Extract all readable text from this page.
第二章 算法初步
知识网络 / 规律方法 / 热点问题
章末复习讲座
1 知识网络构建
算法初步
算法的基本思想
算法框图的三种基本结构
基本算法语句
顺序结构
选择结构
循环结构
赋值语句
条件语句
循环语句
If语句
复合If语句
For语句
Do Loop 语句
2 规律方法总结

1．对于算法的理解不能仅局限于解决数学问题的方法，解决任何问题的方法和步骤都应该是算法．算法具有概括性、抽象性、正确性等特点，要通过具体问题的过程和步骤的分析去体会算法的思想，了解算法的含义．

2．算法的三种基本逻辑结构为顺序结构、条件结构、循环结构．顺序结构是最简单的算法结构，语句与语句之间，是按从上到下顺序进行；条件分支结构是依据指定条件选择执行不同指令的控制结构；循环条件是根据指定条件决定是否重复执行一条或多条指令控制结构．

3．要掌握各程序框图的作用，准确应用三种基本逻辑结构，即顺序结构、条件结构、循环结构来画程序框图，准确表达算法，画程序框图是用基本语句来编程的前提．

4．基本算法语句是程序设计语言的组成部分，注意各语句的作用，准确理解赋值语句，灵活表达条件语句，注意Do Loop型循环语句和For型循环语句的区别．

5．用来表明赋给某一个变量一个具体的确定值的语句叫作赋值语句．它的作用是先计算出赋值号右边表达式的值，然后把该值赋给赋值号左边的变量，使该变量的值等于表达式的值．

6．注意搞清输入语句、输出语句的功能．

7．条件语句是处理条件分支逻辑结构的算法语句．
——————
Extract, word for word, each line of the listing above.

Extract all readable text from this page.
第二章 算法初步
知识网络 / 规律方法 / 热点问题
章末复习讲座
1 知识网络构建
算法初步
算法的基本思想
算法框图的三种基本结构
基本算法语句
顺序结构
选择结构
循环结构
赋值语句
条件语句
循环语句
If语句
复合If语句
For语句
Do Loop 语句
2 规律方法总结

1．对于算法的理解不能仅局限于解决数学问题的方法，解决任何问题的方法和步骤都应该是算法．算法具有概括性、抽象性、正确性等特点，要通过具体问题的过程和步骤的分析去体会算法的思想，了解算法的含义．

2．算法的三种基本逻辑结构为顺序结构、条件结构、循环结构．顺序结构是最简单的算法结构，语句与语句之间，是按从上到下顺序进行；条件分支结构是依据指定条件选择执行不同指令的控制结构；循环条件是根据指定条件决定是否重复执行一条或多条指令控制结构．

3．要掌握各程序框图的作用，准确应用三种基本逻辑结构，即顺序结构、条件结构、循环结构来画程序框图，准确表达算法，画程序框图是用基本语句来编程的前提．

4．基本算法语句是程序设计语言的组成部分，注意各语句的作用，准确理解赋值语句，灵活表达条件语句，注意Do Loop型循环语句和For型循环语句的区别．

5．用来表明赋给某一个变量一个具体的确定值的语句叫作赋值语句．它的作用是先计算出赋值号右边表达式的值，然后把该值赋给赋值号左边的变量，使该变量的值等于表达式的值．

6．注意搞清输入语句、输出语句的功能．

7．条件语句是处理条件分支逻辑结构的算法语句．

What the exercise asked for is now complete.